--- begin ---

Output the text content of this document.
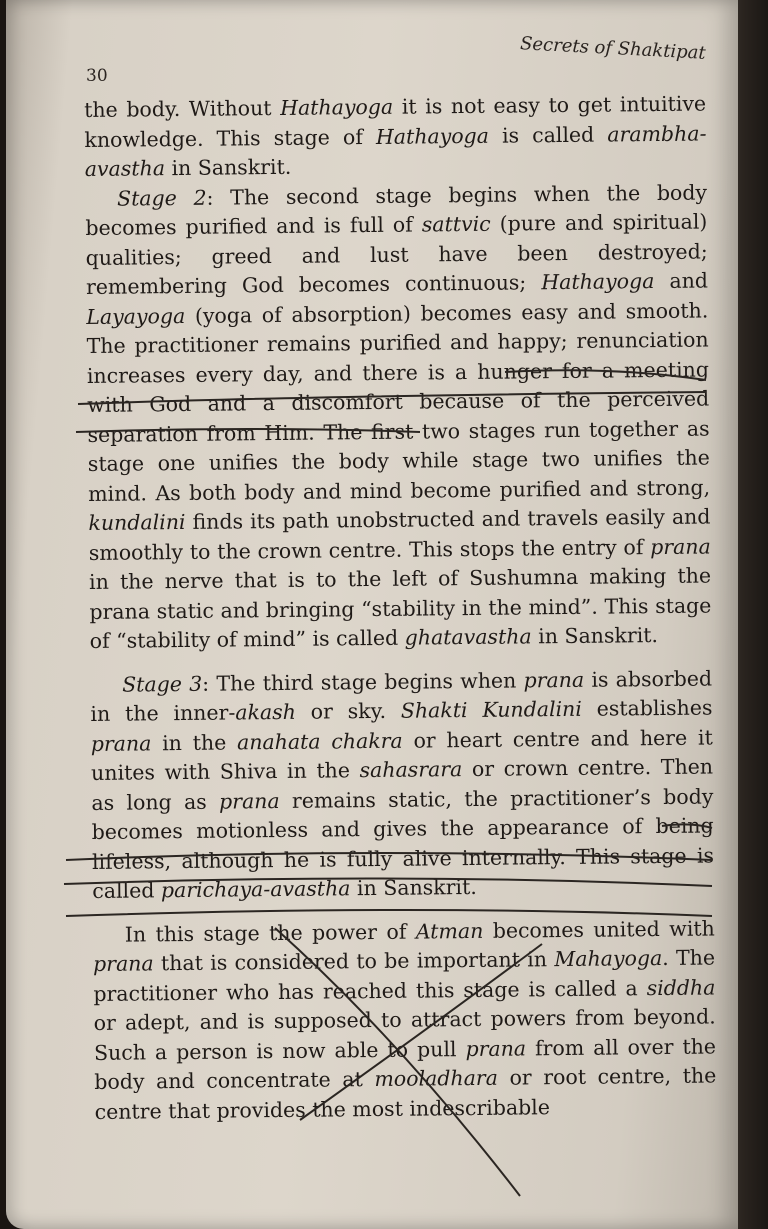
Secrets of Shaktipat
30

the body. Without Hathayoga it is not easy to get intuitive knowledge. This stage of Hathayoga is called arambha-avastha in Sanskrit.

Stage 2: The second stage begins when the body becomes purified and is full of sattvic (pure and spiritual) qualities; greed and lust have been destroyed; remembering God becomes continuous; Hathayoga and Layayoga (yoga of absorption) becomes easy and smooth. The practitioner remains purified and happy; renunciation increases every day, and there is a hunger for a meeting with God and a discomfort because of the perceived separation from Him. The first two stages run together as stage one unifies the body while stage two unifies the mind. As both body and mind become purified and strong, kundalini finds its path unobstructed and travels easily and smoothly to the crown centre. This stops the entry of prana in the nerve that is to the left of Sushumna making the prana static and bringing “stability in the mind”. This stage of “stability of mind” is called ghatavastha in Sanskrit.

Stage 3: The third stage begins when prana is absorbed in the inner-akash or sky. Shakti Kundalini establishes prana in the anahata chakra or heart centre and here it unites with Shiva in the sahasrara or crown centre. Then as long as prana remains static, the practitioner’s body becomes motionless and gives the appearance of being lifeless, although he is fully alive internally. This stage is called parichaya-avastha in Sanskrit.

In this stage the power of Atman becomes united with prana that is considered to be important in Mahayoga. The practitioner who has reached this stage is called a siddha or adept, and is supposed to attract powers from beyond. Such a person is now able to pull prana from all over the body and concentrate at mooladhara or root centre, the centre that provides the most indescribable
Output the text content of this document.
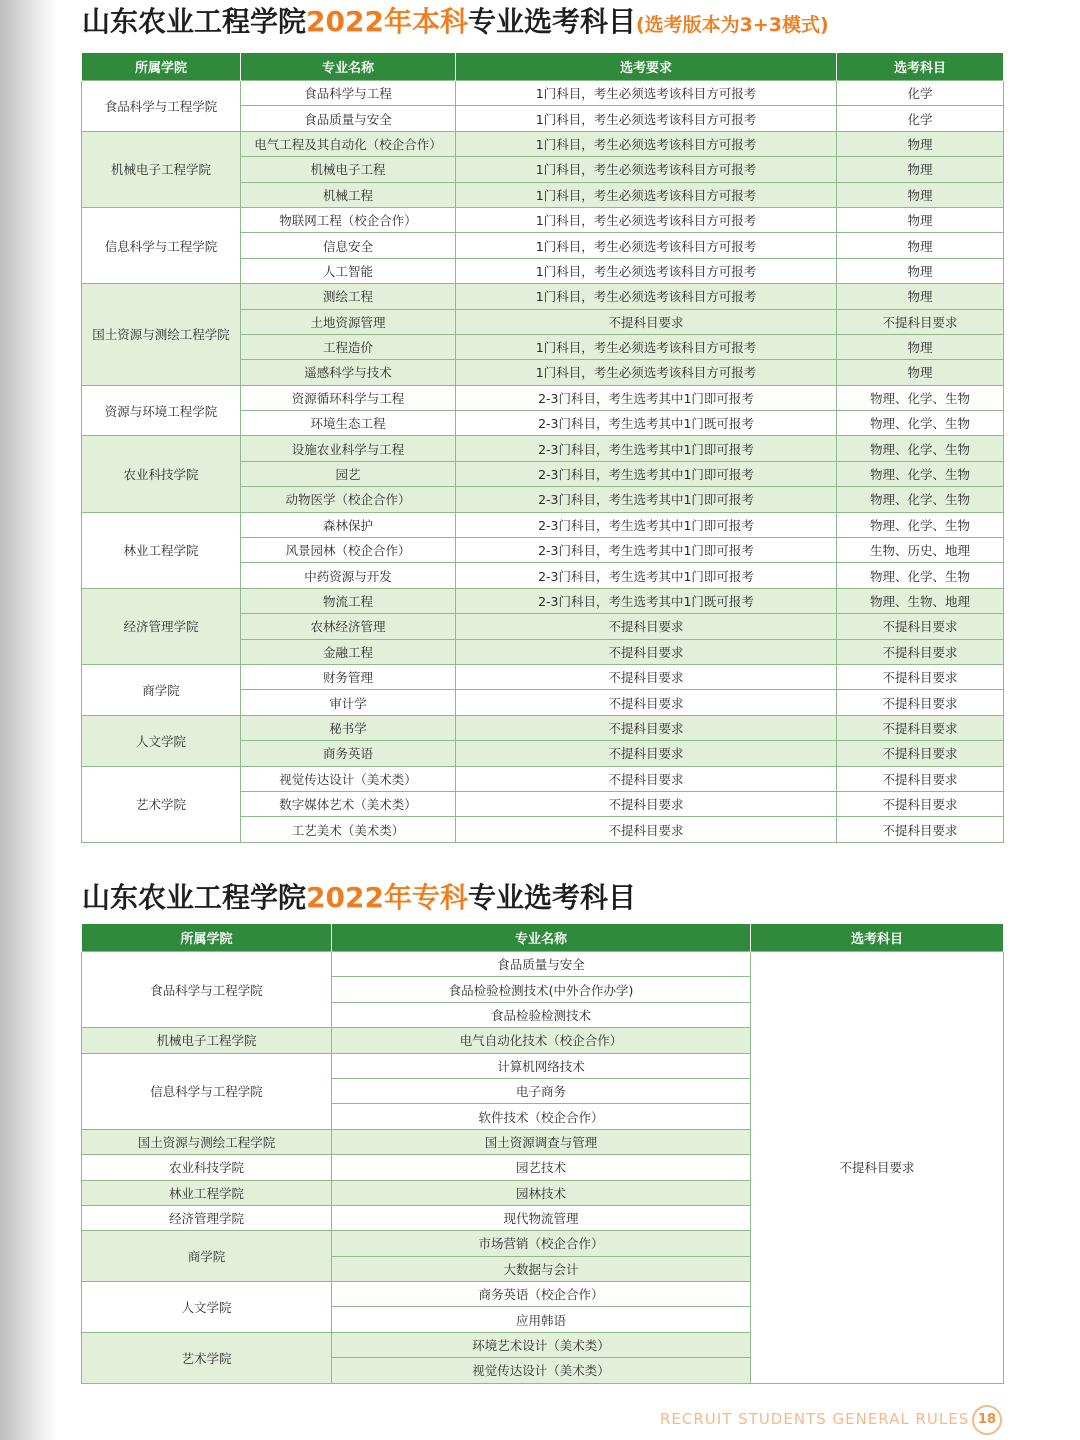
山东农业工程学院2022年本科专业选考科目(选考版本为3+3模式)
所属学院	专业名称	选考要求	选考科目
食品科学与工程学院	食品科学与工程	1门科目，考生必须选考该科目方可报考	化学
	食品质量与安全	1门科目，考生必须选考该科目方可报考	化学
机械电子工程学院	电气工程及其自动化（校企合作）	1门科目，考生必须选考该科目方可报考	物理
	机械电子工程	1门科目，考生必须选考该科目方可报考	物理
	机械工程	1门科目，考生必须选考该科目方可报考	物理
信息科学与工程学院	物联网工程（校企合作）	1门科目，考生必须选考该科目方可报考	物理
	信息安全	1门科目，考生必须选考该科目方可报考	物理
	人工智能	1门科目，考生必须选考该科目方可报考	物理
国土资源与测绘工程学院	测绘工程	1门科目，考生必须选考该科目方可报考	物理
	土地资源管理	不提科目要求	不提科目要求
	工程造价	1门科目，考生必须选考该科目方可报考	物理
	遥感科学与技术	1门科目，考生必须选考该科目方可报考	物理
资源与环境工程学院	资源循环科学与工程	2-3门科目，考生选考其中1门即可报考	物理、化学、生物
	环境生态工程	2-3门科目，考生选考其中1门既可报考	物理、化学、生物
农业科技学院	设施农业科学与工程	2-3门科目，考生选考其中1门即可报考	物理、化学、生物
	园艺	2-3门科目，考生选考其中1门即可报考	物理、化学、生物
	动物医学（校企合作）	2-3门科目，考生选考其中1门即可报考	物理、化学、生物
林业工程学院	森林保护	2-3门科目，考生选考其中1门即可报考	物理、化学、生物
	风景园林（校企合作）	2-3门科目，考生选考其中1门即可报考	生物、历史、地理
	中药资源与开发	2-3门科目，考生选考其中1门即可报考	物理、化学、生物
经济管理学院	物流工程	2-3门科目，考生选考其中1门既可报考	物理、生物、地理
	农林经济管理	不提科目要求	不提科目要求
	金融工程	不提科目要求	不提科目要求
商学院	财务管理	不提科目要求	不提科目要求
	审计学	不提科目要求	不提科目要求
人文学院	秘书学	不提科目要求	不提科目要求
	商务英语	不提科目要求	不提科目要求
艺术学院	视觉传达设计（美术类）	不提科目要求	不提科目要求
	数字媒体艺术（美术类）	不提科目要求	不提科目要求
	工艺美术（美术类）	不提科目要求	不提科目要求
山东农业工程学院2022年专科专业选考科目
所属学院	专业名称	选考科目
食品科学与工程学院	食品质量与安全	不提科目要求
	食品检验检测技术(中外合作办学)	
	食品检验检测技术	
机械电子工程学院	电气自动化技术（校企合作）	
信息科学与工程学院	计算机网络技术	
	电子商务	
	软件技术（校企合作）	
国土资源与测绘工程学院	国土资源调查与管理	
农业科技学院	园艺技术	
林业工程学院	园林技术	
经济管理学院	现代物流管理	
商学院	市场营销（校企合作）	
	大数据与会计	
人文学院	商务英语（校企合作）	
	应用韩语	
艺术学院	环境艺术设计（美术类）	
	视觉传达设计（美术类）	
RECRUIT STUDENTS GENERAL RULES 18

--- end ---

» **What you are asked to do**
Pick out the lines above that hold the string "艺术学院" and show them.

» **Output for this exercise**
艺术学院	视觉传达设计（美术类）	不提科目要求	不提科目要求
艺术学院	环境艺术设计（美术类）	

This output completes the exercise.